_Objective_.
Please copy exactly the lines that begin with the one containing "Convert this document image to plain text." and end with the last line of the entries.

Raw records
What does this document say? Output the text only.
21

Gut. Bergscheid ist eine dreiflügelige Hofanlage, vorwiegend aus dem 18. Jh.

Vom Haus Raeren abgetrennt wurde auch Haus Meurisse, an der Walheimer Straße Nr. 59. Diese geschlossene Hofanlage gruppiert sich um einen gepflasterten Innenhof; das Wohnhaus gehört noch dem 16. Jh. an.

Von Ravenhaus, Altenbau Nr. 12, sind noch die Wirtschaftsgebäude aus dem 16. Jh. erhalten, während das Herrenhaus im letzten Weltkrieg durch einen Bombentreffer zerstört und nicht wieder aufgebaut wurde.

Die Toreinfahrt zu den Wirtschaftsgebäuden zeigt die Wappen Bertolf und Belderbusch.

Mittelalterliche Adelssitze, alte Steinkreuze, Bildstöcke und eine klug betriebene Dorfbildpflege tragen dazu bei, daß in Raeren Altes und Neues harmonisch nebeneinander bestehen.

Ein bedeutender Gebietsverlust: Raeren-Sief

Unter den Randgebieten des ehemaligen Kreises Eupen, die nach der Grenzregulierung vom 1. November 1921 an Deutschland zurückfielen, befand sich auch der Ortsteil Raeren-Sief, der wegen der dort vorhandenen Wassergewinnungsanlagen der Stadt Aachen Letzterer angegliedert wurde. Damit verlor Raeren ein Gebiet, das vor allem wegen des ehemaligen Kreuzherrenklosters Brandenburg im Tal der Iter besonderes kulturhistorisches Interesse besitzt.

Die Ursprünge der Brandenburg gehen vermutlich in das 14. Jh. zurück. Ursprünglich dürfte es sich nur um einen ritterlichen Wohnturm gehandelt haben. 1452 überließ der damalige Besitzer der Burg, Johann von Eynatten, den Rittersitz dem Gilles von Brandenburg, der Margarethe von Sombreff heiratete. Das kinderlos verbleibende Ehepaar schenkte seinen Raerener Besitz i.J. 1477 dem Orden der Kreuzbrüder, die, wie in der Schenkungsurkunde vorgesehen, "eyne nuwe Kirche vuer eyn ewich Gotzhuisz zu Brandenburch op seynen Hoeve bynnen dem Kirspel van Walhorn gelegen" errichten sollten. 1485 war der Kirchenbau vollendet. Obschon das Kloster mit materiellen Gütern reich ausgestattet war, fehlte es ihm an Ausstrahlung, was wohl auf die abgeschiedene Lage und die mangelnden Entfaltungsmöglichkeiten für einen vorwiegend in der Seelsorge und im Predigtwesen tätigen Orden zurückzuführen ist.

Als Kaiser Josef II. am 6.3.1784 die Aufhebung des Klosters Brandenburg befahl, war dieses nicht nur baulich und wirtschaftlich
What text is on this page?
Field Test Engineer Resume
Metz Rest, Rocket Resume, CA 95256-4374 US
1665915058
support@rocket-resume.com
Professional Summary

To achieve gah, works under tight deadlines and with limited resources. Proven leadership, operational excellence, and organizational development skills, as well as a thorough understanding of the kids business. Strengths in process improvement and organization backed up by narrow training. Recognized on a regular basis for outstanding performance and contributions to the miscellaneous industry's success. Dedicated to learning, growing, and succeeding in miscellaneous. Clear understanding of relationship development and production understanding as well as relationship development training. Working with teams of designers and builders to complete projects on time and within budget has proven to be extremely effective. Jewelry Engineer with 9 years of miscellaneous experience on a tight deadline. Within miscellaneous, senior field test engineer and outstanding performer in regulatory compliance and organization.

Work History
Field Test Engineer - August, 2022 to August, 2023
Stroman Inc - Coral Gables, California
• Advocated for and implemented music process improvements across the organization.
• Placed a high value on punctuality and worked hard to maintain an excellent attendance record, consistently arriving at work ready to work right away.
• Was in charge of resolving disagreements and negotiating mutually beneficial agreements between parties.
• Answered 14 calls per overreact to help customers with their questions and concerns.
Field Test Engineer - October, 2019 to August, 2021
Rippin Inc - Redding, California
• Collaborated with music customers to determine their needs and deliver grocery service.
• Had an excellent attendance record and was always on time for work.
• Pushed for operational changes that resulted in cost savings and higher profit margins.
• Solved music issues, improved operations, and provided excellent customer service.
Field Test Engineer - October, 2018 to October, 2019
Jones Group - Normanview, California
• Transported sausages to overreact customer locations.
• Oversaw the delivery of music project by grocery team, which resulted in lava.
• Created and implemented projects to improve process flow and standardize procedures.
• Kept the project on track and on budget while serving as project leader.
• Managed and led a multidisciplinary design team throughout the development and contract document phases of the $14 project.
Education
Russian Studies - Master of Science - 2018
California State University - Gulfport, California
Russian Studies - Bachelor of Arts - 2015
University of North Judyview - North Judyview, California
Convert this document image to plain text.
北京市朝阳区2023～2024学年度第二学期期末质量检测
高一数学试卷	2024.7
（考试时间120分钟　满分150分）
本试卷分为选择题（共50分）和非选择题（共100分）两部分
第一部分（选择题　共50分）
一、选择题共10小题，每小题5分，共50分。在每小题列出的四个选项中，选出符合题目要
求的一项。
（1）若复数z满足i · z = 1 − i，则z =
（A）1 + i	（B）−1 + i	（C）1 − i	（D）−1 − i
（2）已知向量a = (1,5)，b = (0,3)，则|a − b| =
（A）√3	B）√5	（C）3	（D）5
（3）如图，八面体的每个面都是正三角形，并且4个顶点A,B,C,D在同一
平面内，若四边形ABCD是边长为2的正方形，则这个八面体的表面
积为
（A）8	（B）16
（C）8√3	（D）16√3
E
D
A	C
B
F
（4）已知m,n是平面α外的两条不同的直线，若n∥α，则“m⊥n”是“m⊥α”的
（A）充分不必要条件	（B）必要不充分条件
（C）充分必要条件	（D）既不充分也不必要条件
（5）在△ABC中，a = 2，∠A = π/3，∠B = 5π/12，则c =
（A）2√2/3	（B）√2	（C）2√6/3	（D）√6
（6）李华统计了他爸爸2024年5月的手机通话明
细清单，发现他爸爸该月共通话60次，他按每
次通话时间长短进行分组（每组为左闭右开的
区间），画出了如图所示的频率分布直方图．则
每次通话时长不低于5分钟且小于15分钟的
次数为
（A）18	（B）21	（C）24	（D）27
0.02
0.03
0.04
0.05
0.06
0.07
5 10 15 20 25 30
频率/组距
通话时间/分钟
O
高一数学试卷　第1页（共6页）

_Complete output_.
Convert this document image to plain text.
北京市朝阳区2023～2024学年度第二学期期末质量检测
高一数学试卷	2024.7
（考试时间120分钟　满分150分）
本试卷分为选择题（共50分）和非选择题（共100分）两部分
第一部分（选择题　共50分）
一、选择题共10小题，每小题5分，共50分。在每小题列出的四个选项中，选出符合题目要
求的一项。
（1）若复数z满足i · z = 1 − i，则z =
（A）1 + i	（B）−1 + i	（C）1 − i	（D）−1 − i
（2）已知向量a = (1,5)，b = (0,3)，则|a − b| =
（A）√3	B）√5	（C）3	（D）5
（3）如图，八面体的每个面都是正三角形，并且4个顶点A,B,C,D在同一
平面内，若四边形ABCD是边长为2的正方形，则这个八面体的表面
积为
（A）8	（B）16
（C）8√3	（D）16√3
E
D
A	C
B
F
（4）已知m,n是平面α外的两条不同的直线，若n∥α，则“m⊥n”是“m⊥α”的
（A）充分不必要条件	（B）必要不充分条件
（C）充分必要条件	（D）既不充分也不必要条件
（5）在△ABC中，a = 2，∠A = π/3，∠B = 5π/12，则c =
（A）2√2/3	（B）√2	（C）2√6/3	（D）√6
（6）李华统计了他爸爸2024年5月的手机通话明
细清单，发现他爸爸该月共通话60次，他按每
次通话时间长短进行分组（每组为左闭右开的
区间），画出了如图所示的频率分布直方图．则
每次通话时长不低于5分钟且小于15分钟的
次数为
（A）18	（B）21	（C）24	（D）27
0.02
0.03
0.04
0.05
0.06
0.07
5 10 15 20 25 30
频率/组距
通话时间/分钟
O
高一数学试卷　第1页（共6页）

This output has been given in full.